--- DATA PROVIDED ---
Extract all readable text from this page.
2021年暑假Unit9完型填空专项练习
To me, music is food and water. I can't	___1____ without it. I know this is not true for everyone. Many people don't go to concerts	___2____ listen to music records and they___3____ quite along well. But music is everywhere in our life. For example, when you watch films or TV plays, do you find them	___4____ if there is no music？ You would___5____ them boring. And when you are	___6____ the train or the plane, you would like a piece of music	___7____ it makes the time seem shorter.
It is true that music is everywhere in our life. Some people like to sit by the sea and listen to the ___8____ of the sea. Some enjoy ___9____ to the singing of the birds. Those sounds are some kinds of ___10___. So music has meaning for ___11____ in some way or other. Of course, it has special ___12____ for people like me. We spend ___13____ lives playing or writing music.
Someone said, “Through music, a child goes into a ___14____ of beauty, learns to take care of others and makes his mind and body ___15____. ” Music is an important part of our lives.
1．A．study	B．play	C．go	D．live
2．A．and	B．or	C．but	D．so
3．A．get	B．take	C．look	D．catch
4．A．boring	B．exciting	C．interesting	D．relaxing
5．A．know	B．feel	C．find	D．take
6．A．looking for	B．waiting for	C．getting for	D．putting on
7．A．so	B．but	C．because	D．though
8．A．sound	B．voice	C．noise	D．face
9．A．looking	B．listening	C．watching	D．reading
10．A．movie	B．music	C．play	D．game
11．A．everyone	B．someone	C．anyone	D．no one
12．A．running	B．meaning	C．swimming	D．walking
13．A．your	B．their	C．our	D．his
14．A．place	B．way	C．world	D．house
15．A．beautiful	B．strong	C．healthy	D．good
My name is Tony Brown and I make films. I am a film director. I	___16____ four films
--
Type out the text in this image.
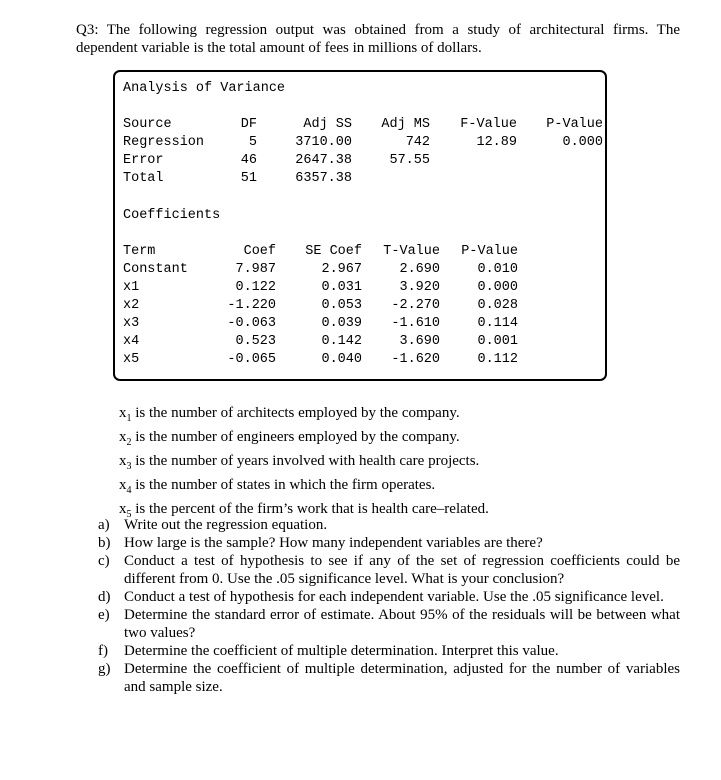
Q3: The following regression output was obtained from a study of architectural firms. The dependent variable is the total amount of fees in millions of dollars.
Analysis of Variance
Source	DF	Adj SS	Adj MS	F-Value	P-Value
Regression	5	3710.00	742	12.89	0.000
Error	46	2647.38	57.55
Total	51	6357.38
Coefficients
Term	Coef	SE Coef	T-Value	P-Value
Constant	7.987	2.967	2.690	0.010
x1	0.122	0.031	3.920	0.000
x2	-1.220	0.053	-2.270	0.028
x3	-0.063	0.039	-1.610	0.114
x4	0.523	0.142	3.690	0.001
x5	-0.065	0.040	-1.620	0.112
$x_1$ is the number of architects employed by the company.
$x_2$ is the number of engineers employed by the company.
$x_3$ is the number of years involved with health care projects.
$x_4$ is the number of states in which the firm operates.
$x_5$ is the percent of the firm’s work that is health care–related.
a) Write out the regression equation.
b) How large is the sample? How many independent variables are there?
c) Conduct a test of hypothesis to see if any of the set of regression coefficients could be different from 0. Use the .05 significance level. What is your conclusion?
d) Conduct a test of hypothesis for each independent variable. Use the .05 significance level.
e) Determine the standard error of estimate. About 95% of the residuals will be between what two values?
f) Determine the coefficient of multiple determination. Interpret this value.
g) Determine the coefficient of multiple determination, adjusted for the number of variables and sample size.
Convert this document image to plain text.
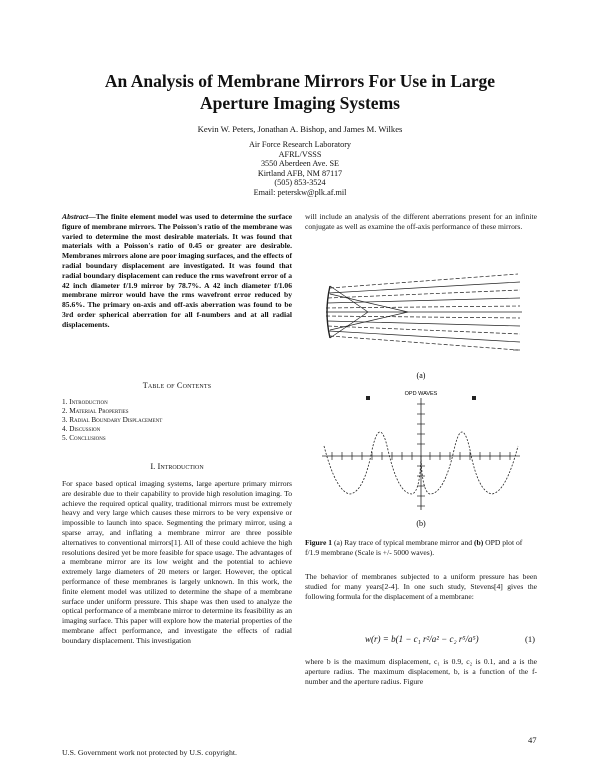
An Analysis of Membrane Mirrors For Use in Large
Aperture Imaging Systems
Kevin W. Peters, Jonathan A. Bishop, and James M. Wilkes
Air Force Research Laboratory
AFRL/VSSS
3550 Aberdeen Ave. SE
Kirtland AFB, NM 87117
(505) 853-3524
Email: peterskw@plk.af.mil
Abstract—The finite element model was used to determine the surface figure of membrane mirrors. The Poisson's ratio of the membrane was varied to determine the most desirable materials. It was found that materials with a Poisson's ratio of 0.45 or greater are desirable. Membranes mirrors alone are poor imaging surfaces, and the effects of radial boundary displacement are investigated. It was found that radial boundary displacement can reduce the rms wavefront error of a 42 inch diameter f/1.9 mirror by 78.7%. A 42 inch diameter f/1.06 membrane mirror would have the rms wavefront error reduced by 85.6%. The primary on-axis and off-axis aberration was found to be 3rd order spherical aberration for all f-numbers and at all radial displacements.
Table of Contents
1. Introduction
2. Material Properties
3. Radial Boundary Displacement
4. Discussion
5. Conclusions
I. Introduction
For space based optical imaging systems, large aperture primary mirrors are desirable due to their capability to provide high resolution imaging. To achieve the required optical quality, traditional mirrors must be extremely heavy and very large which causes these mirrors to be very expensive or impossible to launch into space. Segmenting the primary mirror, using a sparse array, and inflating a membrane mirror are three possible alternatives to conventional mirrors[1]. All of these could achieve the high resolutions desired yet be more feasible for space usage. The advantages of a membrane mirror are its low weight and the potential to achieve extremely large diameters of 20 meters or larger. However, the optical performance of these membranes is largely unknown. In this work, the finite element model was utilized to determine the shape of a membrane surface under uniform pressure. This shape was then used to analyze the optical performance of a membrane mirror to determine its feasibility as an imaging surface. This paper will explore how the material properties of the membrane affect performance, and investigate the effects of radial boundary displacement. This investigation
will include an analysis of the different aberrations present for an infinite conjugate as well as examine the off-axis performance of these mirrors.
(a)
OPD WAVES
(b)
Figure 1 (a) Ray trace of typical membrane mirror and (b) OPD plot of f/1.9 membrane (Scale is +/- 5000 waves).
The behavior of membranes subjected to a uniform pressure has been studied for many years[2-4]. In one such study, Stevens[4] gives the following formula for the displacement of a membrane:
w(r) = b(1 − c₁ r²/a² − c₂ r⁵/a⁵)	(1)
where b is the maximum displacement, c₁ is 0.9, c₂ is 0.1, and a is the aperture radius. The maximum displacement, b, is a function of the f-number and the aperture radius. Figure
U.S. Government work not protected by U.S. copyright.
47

--- WRITTEN REQUEST ---
Copy every line of the records above that contains "image".

--- TASK SOLUTION ---
Type out the text in this image.
Convert this document image to plain text.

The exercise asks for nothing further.